CHALLENGE: All the data should be repeated exactly. Any image in it is left out.

INPUT DATA:
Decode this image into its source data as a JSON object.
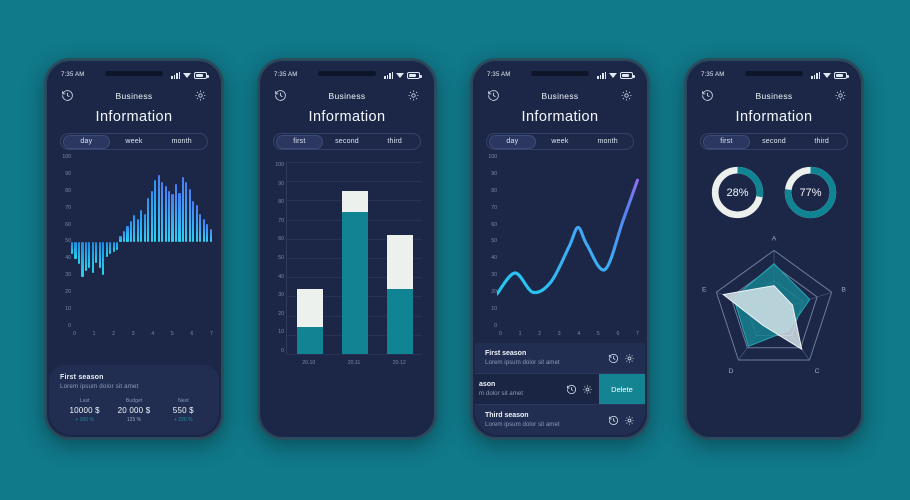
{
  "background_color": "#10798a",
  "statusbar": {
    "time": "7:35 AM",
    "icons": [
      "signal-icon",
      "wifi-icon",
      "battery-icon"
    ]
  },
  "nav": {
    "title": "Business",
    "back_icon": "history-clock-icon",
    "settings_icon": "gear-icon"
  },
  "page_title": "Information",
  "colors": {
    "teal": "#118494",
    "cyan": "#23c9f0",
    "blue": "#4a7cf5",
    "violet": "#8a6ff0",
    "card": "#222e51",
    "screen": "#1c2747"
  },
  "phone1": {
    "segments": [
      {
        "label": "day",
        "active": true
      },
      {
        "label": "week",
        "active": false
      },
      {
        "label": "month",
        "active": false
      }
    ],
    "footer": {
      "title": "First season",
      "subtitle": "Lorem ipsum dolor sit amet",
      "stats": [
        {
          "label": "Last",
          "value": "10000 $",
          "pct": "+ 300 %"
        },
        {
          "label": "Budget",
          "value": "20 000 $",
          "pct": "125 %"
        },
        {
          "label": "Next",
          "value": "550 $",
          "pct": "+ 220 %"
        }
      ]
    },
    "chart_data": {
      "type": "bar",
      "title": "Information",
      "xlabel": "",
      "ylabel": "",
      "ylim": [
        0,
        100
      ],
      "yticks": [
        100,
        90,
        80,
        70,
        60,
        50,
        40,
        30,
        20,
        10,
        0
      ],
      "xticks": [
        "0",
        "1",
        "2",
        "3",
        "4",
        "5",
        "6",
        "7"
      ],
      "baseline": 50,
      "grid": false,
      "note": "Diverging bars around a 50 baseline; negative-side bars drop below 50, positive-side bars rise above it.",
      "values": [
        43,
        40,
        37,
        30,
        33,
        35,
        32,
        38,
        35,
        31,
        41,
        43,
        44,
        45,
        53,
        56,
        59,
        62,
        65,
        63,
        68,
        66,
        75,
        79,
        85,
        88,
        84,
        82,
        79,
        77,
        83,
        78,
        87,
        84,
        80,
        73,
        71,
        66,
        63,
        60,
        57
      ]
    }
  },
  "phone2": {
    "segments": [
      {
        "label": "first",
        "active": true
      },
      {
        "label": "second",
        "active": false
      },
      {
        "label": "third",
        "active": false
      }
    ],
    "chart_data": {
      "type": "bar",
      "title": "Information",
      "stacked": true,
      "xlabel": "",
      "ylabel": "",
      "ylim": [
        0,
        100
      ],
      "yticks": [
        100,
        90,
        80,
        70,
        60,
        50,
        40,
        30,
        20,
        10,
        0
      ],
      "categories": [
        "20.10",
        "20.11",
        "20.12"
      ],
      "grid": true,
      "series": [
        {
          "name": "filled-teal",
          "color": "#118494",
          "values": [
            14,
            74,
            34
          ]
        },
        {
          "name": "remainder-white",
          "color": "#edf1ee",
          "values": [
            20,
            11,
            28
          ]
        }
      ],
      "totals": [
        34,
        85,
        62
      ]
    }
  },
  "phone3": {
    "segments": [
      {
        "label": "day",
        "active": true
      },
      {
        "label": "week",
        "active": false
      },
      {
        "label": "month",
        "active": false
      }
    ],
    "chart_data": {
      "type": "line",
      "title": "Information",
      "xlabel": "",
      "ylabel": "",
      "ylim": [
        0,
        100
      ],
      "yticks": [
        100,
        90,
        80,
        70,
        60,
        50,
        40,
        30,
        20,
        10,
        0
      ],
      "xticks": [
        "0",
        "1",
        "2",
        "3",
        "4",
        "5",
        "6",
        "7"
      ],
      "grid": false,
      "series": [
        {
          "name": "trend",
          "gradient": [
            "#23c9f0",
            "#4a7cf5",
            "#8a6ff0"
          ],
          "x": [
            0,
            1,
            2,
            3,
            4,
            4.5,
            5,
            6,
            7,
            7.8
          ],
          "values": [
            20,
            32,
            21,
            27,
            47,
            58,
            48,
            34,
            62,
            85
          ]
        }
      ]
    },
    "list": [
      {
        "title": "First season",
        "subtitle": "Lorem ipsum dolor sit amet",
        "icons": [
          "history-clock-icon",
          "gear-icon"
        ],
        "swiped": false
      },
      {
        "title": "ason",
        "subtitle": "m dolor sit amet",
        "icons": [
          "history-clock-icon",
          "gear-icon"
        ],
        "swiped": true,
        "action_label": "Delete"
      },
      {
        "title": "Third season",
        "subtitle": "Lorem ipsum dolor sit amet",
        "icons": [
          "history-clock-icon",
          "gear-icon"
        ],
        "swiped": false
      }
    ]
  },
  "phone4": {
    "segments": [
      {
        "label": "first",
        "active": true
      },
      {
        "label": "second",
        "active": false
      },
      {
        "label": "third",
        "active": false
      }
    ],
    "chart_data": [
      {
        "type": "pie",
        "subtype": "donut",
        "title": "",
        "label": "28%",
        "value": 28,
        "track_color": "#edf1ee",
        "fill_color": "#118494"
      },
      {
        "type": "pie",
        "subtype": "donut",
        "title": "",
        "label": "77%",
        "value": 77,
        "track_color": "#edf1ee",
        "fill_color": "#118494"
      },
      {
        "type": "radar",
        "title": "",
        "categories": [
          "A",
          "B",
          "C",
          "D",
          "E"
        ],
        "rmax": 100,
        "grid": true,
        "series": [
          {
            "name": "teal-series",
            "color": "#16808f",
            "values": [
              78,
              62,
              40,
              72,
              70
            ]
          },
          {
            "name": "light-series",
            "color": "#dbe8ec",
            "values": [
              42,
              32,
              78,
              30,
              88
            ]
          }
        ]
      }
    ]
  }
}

THE REPLY:
Decode this image into its source data as a JSON object.
{
  "background_color": "#10798a",
  "statusbar": {
    "time": "7:35 AM",
    "icons": [
      "signal-icon",
      "wifi-icon",
      "battery-icon"
    ]
  },
  "nav": {
    "title": "Business",
    "back_icon": "history-clock-icon",
    "settings_icon": "gear-icon"
  },
  "page_title": "Information",
  "colors": {
    "teal": "#118494",
    "cyan": "#23c9f0",
    "blue": "#4a7cf5",
    "violet": "#8a6ff0",
    "card": "#222e51",
    "screen": "#1c2747"
  },
  "phone1": {
    "segments": [
      {
        "label": "day",
        "active": true
      },
      {
        "label": "week",
        "active": false
      },
      {
        "label": "month",
        "active": false
      }
    ],
    "footer": {
      "title": "First season",
      "subtitle": "Lorem ipsum dolor sit amet",
      "stats": [
        {
          "label": "Last",
          "value": "10000 $",
          "pct": "+ 300 %"
        },
        {
          "label": "Budget",
          "value": "20 000 $",
          "pct": "125 %"
        },
        {
          "label": "Next",
          "value": "550 $",
          "pct": "+ 220 %"
        }
      ]
    },
    "chart_data": {
      "type": "bar",
      "title": "Information",
      "xlabel": "",
      "ylabel": "",
      "ylim": [
        0,
        100
      ],
      "yticks": [
        100,
        90,
        80,
        70,
        60,
        50,
        40,
        30,
        20,
        10,
        0
      ],
      "xticks": [
        "0",
        "1",
        "2",
        "3",
        "4",
        "5",
        "6",
        "7"
      ],
      "baseline": 50,
      "grid": false,
      "note": "Diverging bars around a 50 baseline; negative-side bars drop below 50, positive-side bars rise above it.",
      "values": [
        43,
        40,
        37,
        30,
        33,
        35,
        32,
        38,
        35,
        31,
        41,
        43,
        44,
        45,
        53,
        56,
        59,
        62,
        65,
        63,
        68,
        66,
        75,
        79,
        85,
        88,
        84,
        82,
        79,
        77,
        83,
        78,
        87,
        84,
        80,
        73,
        71,
        66,
        63,
        60,
        57
      ]
    }
  },
  "phone2": {
    "segments": [
      {
        "label": "first",
        "active": true
      },
      {
        "label": "second",
        "active": false
      },
      {
        "label": "third",
        "active": false
      }
    ],
    "chart_data": {
      "type": "bar",
      "title": "Information",
      "stacked": true,
      "xlabel": "",
      "ylabel": "",
      "ylim": [
        0,
        100
      ],
      "yticks": [
        100,
        90,
        80,
        70,
        60,
        50,
        40,
        30,
        20,
        10,
        0
      ],
      "categories": [
        "20.10",
        "20.11",
        "20.12"
      ],
      "grid": true,
      "series": [
        {
          "name": "filled-teal",
          "color": "#118494",
          "values": [
            14,
            74,
            34
          ]
        },
        {
          "name": "remainder-white",
          "color": "#edf1ee",
          "values": [
            20,
            11,
            28
          ]
        }
      ],
      "totals": [
        34,
        85,
        62
      ]
    }
  },
  "phone3": {
    "segments": [
      {
        "label": "day",
        "active": true
      },
      {
        "label": "week",
        "active": false
      },
      {
        "label": "month",
        "active": false
      }
    ],
    "chart_data": {
      "type": "line",
      "title": "Information",
      "xlabel": "",
      "ylabel": "",
      "ylim": [
        0,
        100
      ],
      "yticks": [
        100,
        90,
        80,
        70,
        60,
        50,
        40,
        30,
        20,
        10,
        0
      ],
      "xticks": [
        "0",
        "1",
        "2",
        "3",
        "4",
        "5",
        "6",
        "7"
      ],
      "grid": false,
      "series": [
        {
          "name": "trend",
          "gradient": [
            "#23c9f0",
            "#4a7cf5",
            "#8a6ff0"
          ],
          "x": [
            0,
            1,
            2,
            3,
            4,
            4.5,
            5,
            6,
            7,
            7.8
          ],
          "values": [
            20,
            32,
            21,
            27,
            47,
            58,
            48,
            34,
            62,
            85
          ]
        }
      ]
    },
    "list": [
      {
        "title": "First season",
        "subtitle": "Lorem ipsum dolor sit amet",
        "icons": [
          "history-clock-icon",
          "gear-icon"
        ],
        "swiped": false
      },
      {
        "title": "ason",
        "subtitle": "m dolor sit amet",
        "icons": [
          "history-clock-icon",
          "gear-icon"
        ],
        "swiped": true,
        "action_label": "Delete"
      },
      {
        "title": "Third season",
        "subtitle": "Lorem ipsum dolor sit amet",
        "icons": [
          "history-clock-icon",
          "gear-icon"
        ],
        "swiped": false
      }
    ]
  },
  "phone4": {
    "segments": [
      {
        "label": "first",
        "active": true
      },
      {
        "label": "second",
        "active": false
      },
      {
        "label": "third",
        "active": false
      }
    ],
    "chart_data": [
      {
        "type": "pie",
        "subtype": "donut",
        "title": "",
        "label": "28%",
        "value": 28,
        "track_color": "#edf1ee",
        "fill_color": "#118494"
      },
      {
        "type": "pie",
        "subtype": "donut",
        "title": "",
        "label": "77%",
        "value": 77,
        "track_color": "#edf1ee",
        "fill_color": "#118494"
      },
      {
        "type": "radar",
        "title": "",
        "categories": [
          "A",
          "B",
          "C",
          "D",
          "E"
        ],
        "rmax": 100,
        "grid": true,
        "series": [
          {
            "name": "teal-series",
            "color": "#16808f",
            "values": [
              78,
              62,
              40,
              72,
              70
            ]
          },
          {
            "name": "light-series",
            "color": "#dbe8ec",
            "values": [
              42,
              32,
              78,
              30,
              88
            ]
          }
        ]
      }
    ]
  }
}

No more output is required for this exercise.